Problem description
Gather the lines below that include the string "JSON", copying each in full.

..........

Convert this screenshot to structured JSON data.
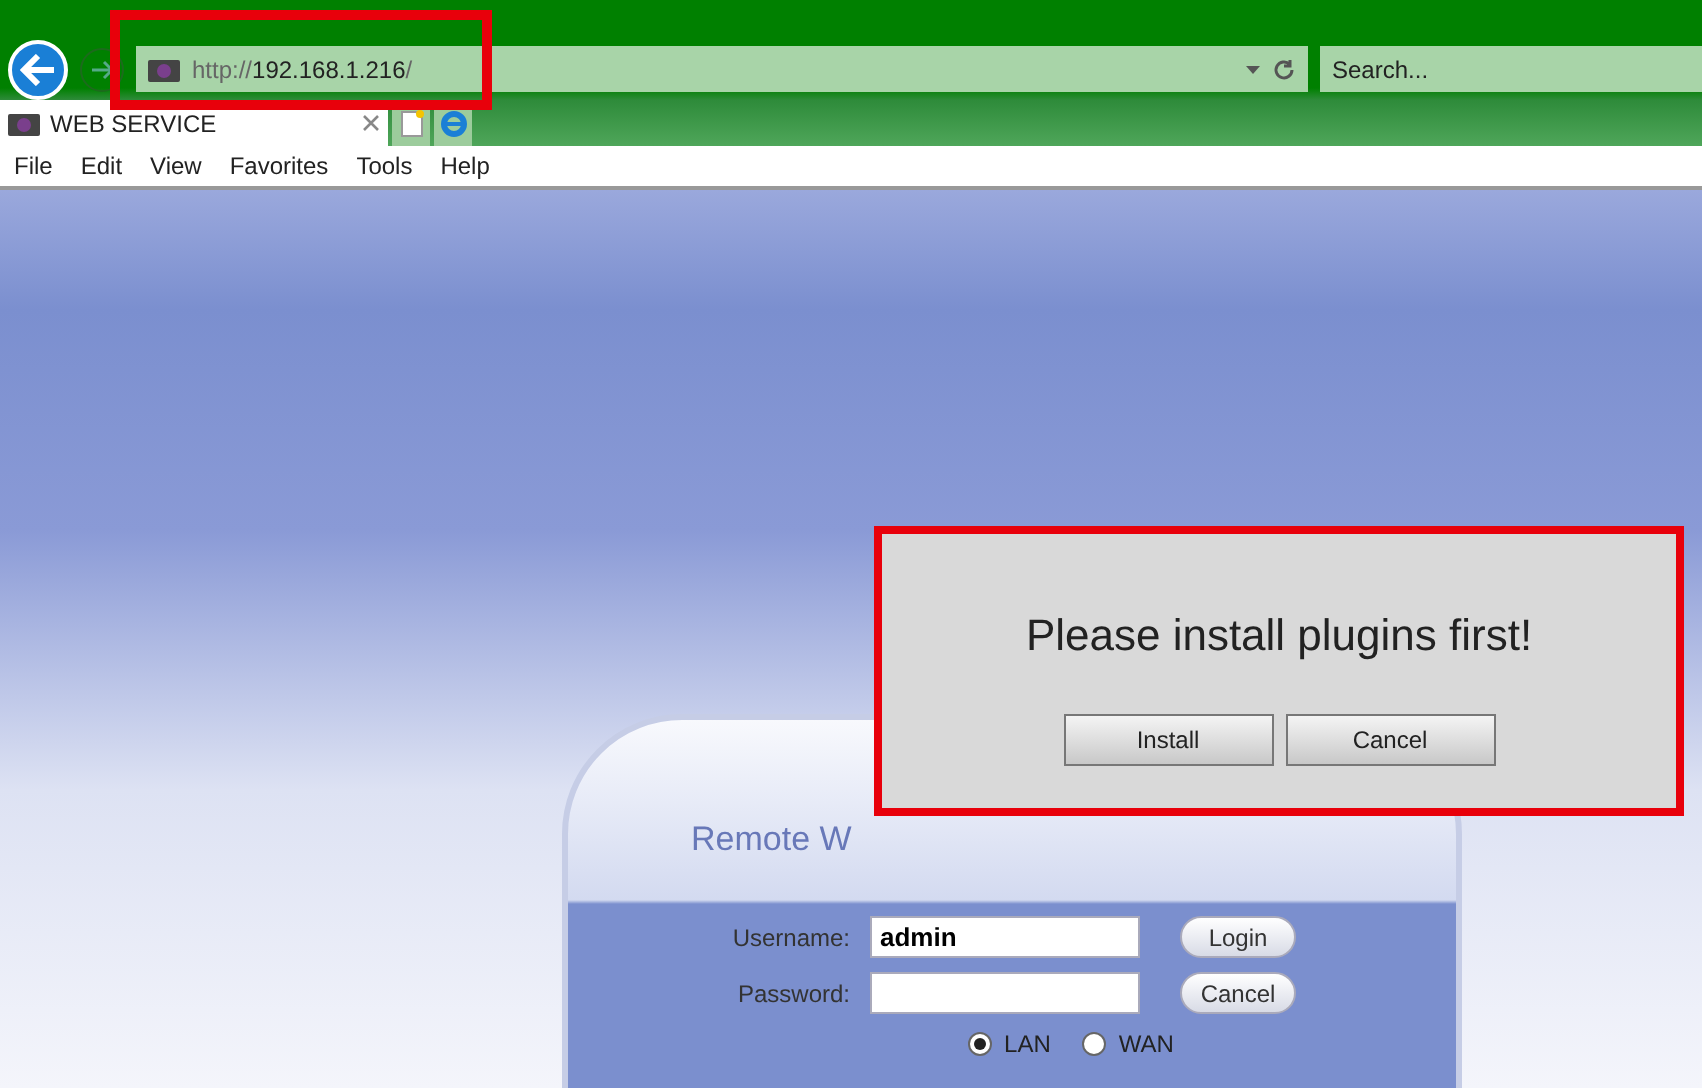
{
  "browser": {
    "address": {
      "scheme": "http://",
      "host": "192.168.1.216",
      "path": "/"
    },
    "search": {
      "placeholder": "Search..."
    },
    "tabs": [
      {
        "title": "WEB SERVICE",
        "selected": true
      }
    ],
    "menu": [
      "File",
      "Edit",
      "View",
      "Favorites",
      "Tools",
      "Help"
    ]
  },
  "login": {
    "title": "Remote W",
    "fields": [
      {
        "label": "Username:",
        "value": "admin",
        "button": "Login"
      },
      {
        "label": "Password:",
        "button": "Cancel"
      }
    ],
    "network": [
      {
        "label": "LAN",
        "selected": true
      },
      {
        "label": "WAN",
        "selected": false
      }
    ]
  },
  "dialog": {
    "message": "Please install plugins first!",
    "buttons": [
      "Install",
      "Cancel"
    ]
  }
}
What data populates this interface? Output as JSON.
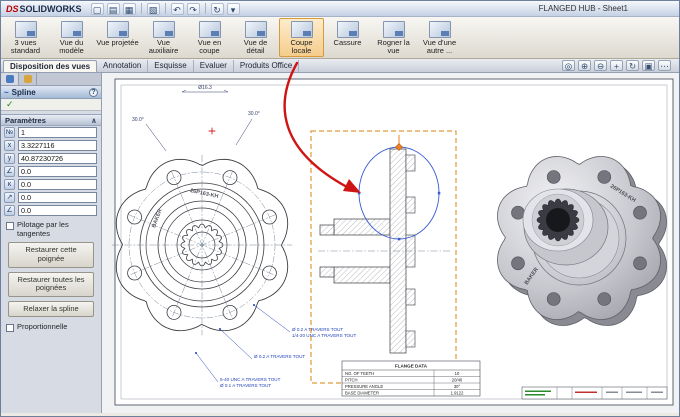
{
  "titlebar": {
    "brand_ds": "DS",
    "brand_name": "SOLIDWORKS",
    "title": "FLANGED HUB - Sheet1",
    "icons": [
      {
        "name": "new-document-icon",
        "glyph": "▢"
      },
      {
        "name": "open-folder-icon",
        "glyph": "▤"
      },
      {
        "name": "save-icon",
        "glyph": "▦"
      },
      {
        "name": "print-icon",
        "glyph": "▧"
      },
      {
        "name": "undo-icon",
        "glyph": "↶"
      },
      {
        "name": "redo-icon",
        "glyph": "↷"
      },
      {
        "name": "rebuild-icon",
        "glyph": "↻"
      },
      {
        "name": "options-dropdown-icon",
        "glyph": "▾"
      }
    ]
  },
  "toolbar": {
    "buttons": [
      {
        "label": "3 vues standard"
      },
      {
        "label": "Vue du modèle"
      },
      {
        "label": "Vue projetée"
      },
      {
        "label": "Vue auxiliaire"
      },
      {
        "label": "Vue en coupe"
      },
      {
        "label": "Vue de détail"
      },
      {
        "label": "Coupe locale",
        "active": true
      },
      {
        "label": "Cassure"
      },
      {
        "label": "Rogner la vue"
      },
      {
        "label": "Vue d'une autre ..."
      }
    ]
  },
  "tabs": [
    {
      "label": "Disposition des vues",
      "active": true
    },
    {
      "label": "Annotation"
    },
    {
      "label": "Esquisse"
    },
    {
      "label": "Evaluer"
    },
    {
      "label": "Produits Office"
    }
  ],
  "viewtools": [
    {
      "name": "zoom-fit-icon",
      "glyph": "◎"
    },
    {
      "name": "zoom-in-icon",
      "glyph": "⊕"
    },
    {
      "name": "zoom-out-icon",
      "glyph": "⊖"
    },
    {
      "name": "pan-icon",
      "glyph": "+"
    },
    {
      "name": "rotate-view-icon",
      "glyph": "↻"
    },
    {
      "name": "display-style-icon",
      "glyph": "▣"
    },
    {
      "name": "more-view-tools-icon",
      "glyph": "⋯"
    }
  ],
  "panel": {
    "title": "Spline",
    "spline_glyph": "~",
    "help": "?",
    "check": "✓",
    "section": "Paramètres",
    "collapse": "∧",
    "rows": [
      {
        "icon": "№",
        "value": "1"
      },
      {
        "icon": "x",
        "value": "3.3227116"
      },
      {
        "icon": "y",
        "value": "40.87230726"
      },
      {
        "icon": "∠",
        "value": "0.0"
      },
      {
        "icon": "κ",
        "value": "0.0"
      },
      {
        "icon": "↗",
        "value": "0.0"
      },
      {
        "icon": "∠",
        "value": "0.0"
      }
    ],
    "tangent_label": "Pilotage par les tangentes",
    "buttons": [
      "Restaurer cette poignée",
      "Restaurer toutes les poignées",
      "Relaxer la spline"
    ],
    "proportional_label": "Proportionnelle"
  },
  "drawing": {
    "front_dim_diameter": "Ø16.3",
    "front_angle_1": "30.0°",
    "front_angle_2": "30.0°",
    "marking_brand": "BAKER",
    "marking_part": "26P163-KH",
    "notes": [
      {
        "l1": "Ø 0.2 A TRAVERS TOUT",
        "l2": "1/4-20 UNC  A TRAVERS TOUT"
      },
      {
        "l1": "Ø 0.2 A TRAVERS TOUT"
      },
      {
        "l1": "5-40 UNC  A TRAVERS TOUT",
        "l2": "Ø 0.1 A TRAVERS TOUT"
      }
    ],
    "table": {
      "title": "FLANGE DATA",
      "rows": [
        [
          "NO. OF TEETH",
          "10"
        ],
        [
          "PITCH",
          "20/40"
        ],
        [
          "PRESSURE ANGLE",
          "30°"
        ],
        [
          "BASE DIAMETER",
          "1.9122"
        ]
      ]
    }
  }
}
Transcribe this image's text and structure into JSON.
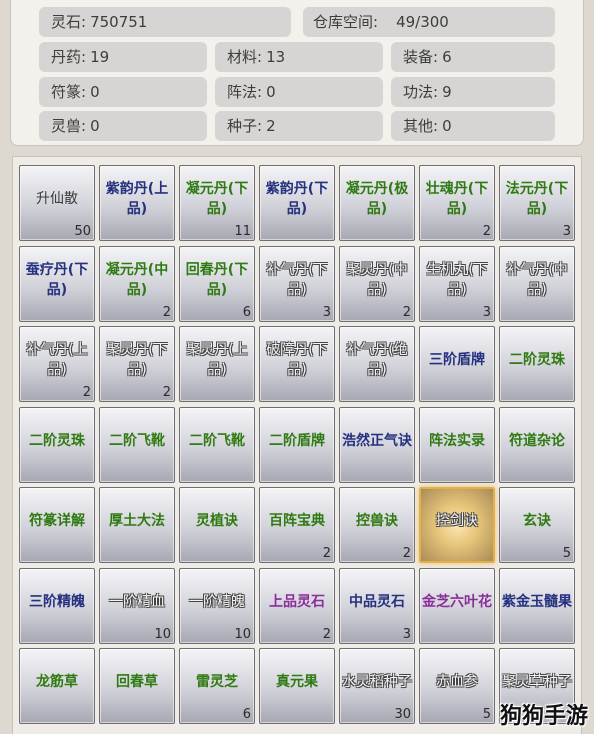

..........

Exercise solution
Convert this screenshot to structured JSON data.
What data populates this interface? Output as JSON.
Transcribe this image's text and structure into JSON.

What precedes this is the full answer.